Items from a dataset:

┄┄┄┄┄┄┄┄┄┄┄┄┄┄┄┄┄┄┄┄

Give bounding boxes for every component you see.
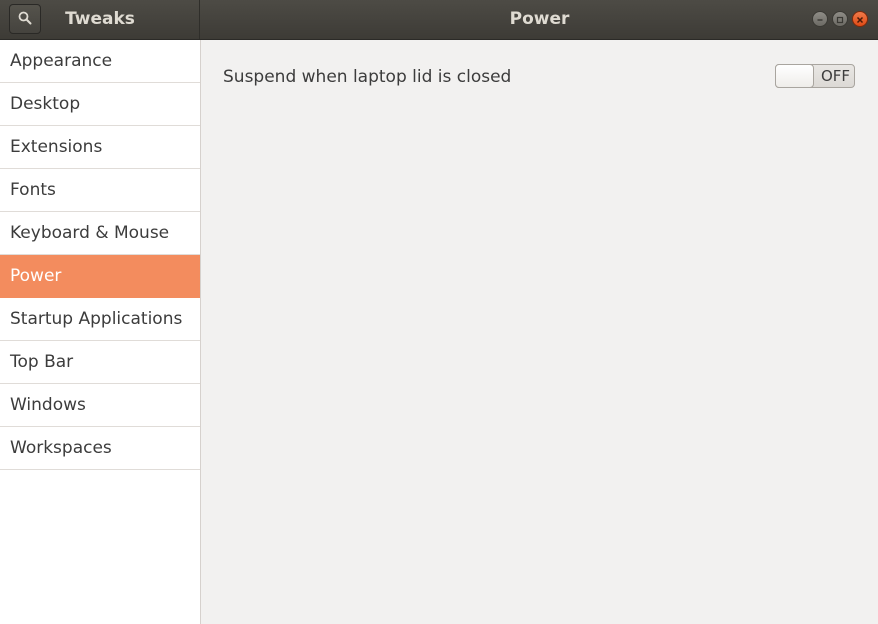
- sidebar-item-desktop[interactable]: Desktop: [0, 83, 200, 126]
- suspend-lid-toggle[interactable]: OFF: [775, 64, 855, 88]
- search-icon: [18, 10, 32, 29]
- main-content: Suspend when laptop lid is closed OFF: [201, 40, 878, 624]
- minimize-icon: [815, 10, 825, 29]
- page-title: Power: [509, 9, 570, 29]
- toggle-knob[interactable]: [775, 64, 814, 88]
- maximize-button[interactable]: [832, 11, 848, 27]
- search-button[interactable]: [9, 4, 41, 34]
- sidebar-item-appearance[interactable]: Appearance: [0, 40, 200, 83]
- sidebar-item-power[interactable]: Power: [0, 255, 200, 298]
- sidebar: Appearance Desktop Extensions Fonts Keyb…: [0, 40, 201, 624]
- setting-label-suspend-lid: Suspend when laptop lid is closed: [223, 67, 512, 87]
- header-bar: Tweaks Power: [0, 0, 878, 40]
- maximize-icon: [835, 10, 845, 29]
- window-controls: [812, 11, 868, 27]
- tweaks-window: Tweaks Power Appearance Desktop Extensio…: [0, 0, 878, 624]
- sidebar-item-windows[interactable]: Windows: [0, 384, 200, 427]
- close-button[interactable]: [852, 11, 868, 27]
- sidebar-item-startup-applications[interactable]: Startup Applications: [0, 298, 200, 341]
- toggle-state-label: OFF: [820, 67, 851, 85]
- setting-row-suspend-lid: Suspend when laptop lid is closed OFF: [223, 64, 855, 90]
- sidebar-item-fonts[interactable]: Fonts: [0, 169, 200, 212]
- minimize-button[interactable]: [812, 11, 828, 27]
- header-left-pane: Tweaks: [0, 0, 200, 39]
- app-title: Tweaks: [65, 9, 135, 29]
- sidebar-item-keyboard-mouse[interactable]: Keyboard & Mouse: [0, 212, 200, 255]
- close-icon: [855, 10, 865, 29]
- sidebar-item-top-bar[interactable]: Top Bar: [0, 341, 200, 384]
- sidebar-item-extensions[interactable]: Extensions: [0, 126, 200, 169]
- sidebar-item-workspaces[interactable]: Workspaces: [0, 427, 200, 470]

┄┄┄┄┄┄┄┄┄┄┄┄┄┄┄┄┄┄┄┄

- [Goal]: Output all of the lines in the material above verbatim, omitting the pictures.

- [Response]:
Give bounding boxes for every component you see.
- sidebar-item-desktop[interactable]: Desktop: [0, 83, 200, 126]
- suspend-lid-toggle[interactable]: OFF: [775, 64, 855, 88]
- search-icon: [18, 10, 32, 29]
- main-content: Suspend when laptop lid is closed OFF: [201, 40, 878, 624]
- minimize-icon: [815, 10, 825, 29]
- page-title: Power: [509, 9, 570, 29]
- toggle-knob[interactable]: [775, 64, 814, 88]
- maximize-button[interactable]: [832, 11, 848, 27]
- search-button[interactable]: [9, 4, 41, 34]
- sidebar-item-appearance[interactable]: Appearance: [0, 40, 200, 83]
- sidebar-item-power[interactable]: Power: [0, 255, 200, 298]
- sidebar: Appearance Desktop Extensions Fonts Keyb…: [0, 40, 201, 624]
- setting-label-suspend-lid: Suspend when laptop lid is closed: [223, 67, 512, 87]
- header-bar: Tweaks Power: [0, 0, 878, 40]
- maximize-icon: [835, 10, 845, 29]
- window-controls: [812, 11, 868, 27]
- tweaks-window: Tweaks Power Appearance Desktop Extensio…: [0, 0, 878, 624]
- sidebar-item-windows[interactable]: Windows: [0, 384, 200, 427]
- close-button[interactable]: [852, 11, 868, 27]
- sidebar-item-startup-applications[interactable]: Startup Applications: [0, 298, 200, 341]
- toggle-state-label: OFF: [820, 67, 851, 85]
- setting-row-suspend-lid: Suspend when laptop lid is closed OFF: [223, 64, 855, 90]
- sidebar-item-fonts[interactable]: Fonts: [0, 169, 200, 212]
- minimize-button[interactable]: [812, 11, 828, 27]
- header-left-pane: Tweaks: [0, 0, 200, 39]
- app-title: Tweaks: [65, 9, 135, 29]
- sidebar-item-keyboard-mouse[interactable]: Keyboard & Mouse: [0, 212, 200, 255]
- close-icon: [855, 10, 865, 29]
- sidebar-item-top-bar[interactable]: Top Bar: [0, 341, 200, 384]
- sidebar-item-extensions[interactable]: Extensions: [0, 126, 200, 169]
- sidebar-item-workspaces[interactable]: Workspaces: [0, 427, 200, 470]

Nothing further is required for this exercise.